PROBLEM:
Please quote the material exactly, every line of it.

DATASET EXTRACT:
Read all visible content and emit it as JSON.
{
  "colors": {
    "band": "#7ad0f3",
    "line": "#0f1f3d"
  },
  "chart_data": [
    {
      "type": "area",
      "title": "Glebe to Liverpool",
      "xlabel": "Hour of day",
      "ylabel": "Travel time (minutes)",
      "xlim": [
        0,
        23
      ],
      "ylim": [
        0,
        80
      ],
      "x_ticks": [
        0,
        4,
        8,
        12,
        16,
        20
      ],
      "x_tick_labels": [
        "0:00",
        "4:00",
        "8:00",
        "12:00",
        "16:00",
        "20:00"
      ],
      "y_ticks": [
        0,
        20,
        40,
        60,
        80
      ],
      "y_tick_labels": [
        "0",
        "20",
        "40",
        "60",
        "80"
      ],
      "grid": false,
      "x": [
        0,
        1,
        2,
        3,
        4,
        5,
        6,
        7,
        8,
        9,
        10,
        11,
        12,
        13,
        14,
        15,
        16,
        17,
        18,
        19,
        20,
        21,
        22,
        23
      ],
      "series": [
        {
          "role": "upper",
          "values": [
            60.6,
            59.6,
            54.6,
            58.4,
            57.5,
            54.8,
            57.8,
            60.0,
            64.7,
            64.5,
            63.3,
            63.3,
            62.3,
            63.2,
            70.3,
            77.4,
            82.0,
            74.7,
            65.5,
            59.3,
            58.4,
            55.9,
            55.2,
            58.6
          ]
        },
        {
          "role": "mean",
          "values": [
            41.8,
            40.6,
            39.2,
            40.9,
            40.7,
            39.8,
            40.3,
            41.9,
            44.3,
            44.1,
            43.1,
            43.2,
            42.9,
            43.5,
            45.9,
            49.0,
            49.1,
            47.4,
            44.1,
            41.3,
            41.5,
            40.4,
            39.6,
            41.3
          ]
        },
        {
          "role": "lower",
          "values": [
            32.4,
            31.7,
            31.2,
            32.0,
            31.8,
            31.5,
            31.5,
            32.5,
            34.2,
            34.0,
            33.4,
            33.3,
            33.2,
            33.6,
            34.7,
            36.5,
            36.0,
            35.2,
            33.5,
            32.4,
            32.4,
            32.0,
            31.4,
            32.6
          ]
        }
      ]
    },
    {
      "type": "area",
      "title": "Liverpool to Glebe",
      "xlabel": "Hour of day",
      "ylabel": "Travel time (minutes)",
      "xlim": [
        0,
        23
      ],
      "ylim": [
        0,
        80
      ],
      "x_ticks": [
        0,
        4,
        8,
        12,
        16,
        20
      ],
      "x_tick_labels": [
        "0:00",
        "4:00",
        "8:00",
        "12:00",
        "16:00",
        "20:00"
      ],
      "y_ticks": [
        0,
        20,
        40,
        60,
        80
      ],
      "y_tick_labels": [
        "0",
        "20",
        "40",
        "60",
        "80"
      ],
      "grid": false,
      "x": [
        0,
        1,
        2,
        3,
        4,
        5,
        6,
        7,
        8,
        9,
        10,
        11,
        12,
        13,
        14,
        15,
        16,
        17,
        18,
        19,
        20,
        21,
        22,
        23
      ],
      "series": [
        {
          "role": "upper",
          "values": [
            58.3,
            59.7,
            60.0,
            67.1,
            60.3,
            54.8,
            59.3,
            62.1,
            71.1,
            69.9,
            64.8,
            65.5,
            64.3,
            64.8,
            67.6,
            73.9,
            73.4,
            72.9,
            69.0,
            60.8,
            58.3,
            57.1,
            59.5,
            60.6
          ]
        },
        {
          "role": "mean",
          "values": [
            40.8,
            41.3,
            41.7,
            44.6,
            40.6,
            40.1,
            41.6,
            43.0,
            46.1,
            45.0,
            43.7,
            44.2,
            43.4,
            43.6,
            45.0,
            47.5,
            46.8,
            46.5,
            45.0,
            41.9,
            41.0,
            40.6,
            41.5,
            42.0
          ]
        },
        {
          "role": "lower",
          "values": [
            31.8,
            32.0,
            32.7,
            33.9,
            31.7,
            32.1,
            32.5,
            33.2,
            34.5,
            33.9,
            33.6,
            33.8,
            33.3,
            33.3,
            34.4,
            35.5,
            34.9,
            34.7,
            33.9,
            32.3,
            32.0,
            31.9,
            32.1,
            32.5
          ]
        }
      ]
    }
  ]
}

THE SOLUTION:
Read all visible content and emit it as JSON.
{
  "colors": {
    "band": "#7ad0f3",
    "line": "#0f1f3d"
  },
  "chart_data": [
    {
      "type": "area",
      "title": "Glebe to Liverpool",
      "xlabel": "Hour of day",
      "ylabel": "Travel time (minutes)",
      "xlim": [
        0,
        23
      ],
      "ylim": [
        0,
        80
      ],
      "x_ticks": [
        0,
        4,
        8,
        12,
        16,
        20
      ],
      "x_tick_labels": [
        "0:00",
        "4:00",
        "8:00",
        "12:00",
        "16:00",
        "20:00"
      ],
      "y_ticks": [
        0,
        20,
        40,
        60,
        80
      ],
      "y_tick_labels": [
        "0",
        "20",
        "40",
        "60",
        "80"
      ],
      "grid": false,
      "x": [
        0,
        1,
        2,
        3,
        4,
        5,
        6,
        7,
        8,
        9,
        10,
        11,
        12,
        13,
        14,
        15,
        16,
        17,
        18,
        19,
        20,
        21,
        22,
        23
      ],
      "series": [
        {
          "role": "upper",
          "values": [
            60.6,
            59.6,
            54.6,
            58.4,
            57.5,
            54.8,
            57.8,
            60.0,
            64.7,
            64.5,
            63.3,
            63.3,
            62.3,
            63.2,
            70.3,
            77.4,
            82.0,
            74.7,
            65.5,
            59.3,
            58.4,
            55.9,
            55.2,
            58.6
          ]
        },
        {
          "role": "mean",
          "values": [
            41.8,
            40.6,
            39.2,
            40.9,
            40.7,
            39.8,
            40.3,
            41.9,
            44.3,
            44.1,
            43.1,
            43.2,
            42.9,
            43.5,
            45.9,
            49.0,
            49.1,
            47.4,
            44.1,
            41.3,
            41.5,
            40.4,
            39.6,
            41.3
          ]
        },
        {
          "role": "lower",
          "values": [
            32.4,
            31.7,
            31.2,
            32.0,
            31.8,
            31.5,
            31.5,
            32.5,
            34.2,
            34.0,
            33.4,
            33.3,
            33.2,
            33.6,
            34.7,
            36.5,
            36.0,
            35.2,
            33.5,
            32.4,
            32.4,
            32.0,
            31.4,
            32.6
          ]
        }
      ]
    },
    {
      "type": "area",
      "title": "Liverpool to Glebe",
      "xlabel": "Hour of day",
      "ylabel": "Travel time (minutes)",
      "xlim": [
        0,
        23
      ],
      "ylim": [
        0,
        80
      ],
      "x_ticks": [
        0,
        4,
        8,
        12,
        16,
        20
      ],
      "x_tick_labels": [
        "0:00",
        "4:00",
        "8:00",
        "12:00",
        "16:00",
        "20:00"
      ],
      "y_ticks": [
        0,
        20,
        40,
        60,
        80
      ],
      "y_tick_labels": [
        "0",
        "20",
        "40",
        "60",
        "80"
      ],
      "grid": false,
      "x": [
        0,
        1,
        2,
        3,
        4,
        5,
        6,
        7,
        8,
        9,
        10,
        11,
        12,
        13,
        14,
        15,
        16,
        17,
        18,
        19,
        20,
        21,
        22,
        23
      ],
      "series": [
        {
          "role": "upper",
          "values": [
            58.3,
            59.7,
            60.0,
            67.1,
            60.3,
            54.8,
            59.3,
            62.1,
            71.1,
            69.9,
            64.8,
            65.5,
            64.3,
            64.8,
            67.6,
            73.9,
            73.4,
            72.9,
            69.0,
            60.8,
            58.3,
            57.1,
            59.5,
            60.6
          ]
        },
        {
          "role": "mean",
          "values": [
            40.8,
            41.3,
            41.7,
            44.6,
            40.6,
            40.1,
            41.6,
            43.0,
            46.1,
            45.0,
            43.7,
            44.2,
            43.4,
            43.6,
            45.0,
            47.5,
            46.8,
            46.5,
            45.0,
            41.9,
            41.0,
            40.6,
            41.5,
            42.0
          ]
        },
        {
          "role": "lower",
          "values": [
            31.8,
            32.0,
            32.7,
            33.9,
            31.7,
            32.1,
            32.5,
            33.2,
            34.5,
            33.9,
            33.6,
            33.8,
            33.3,
            33.3,
            34.4,
            35.5,
            34.9,
            34.7,
            33.9,
            32.3,
            32.0,
            31.9,
            32.1,
            32.5
          ]
        }
      ]
    }
  ]
}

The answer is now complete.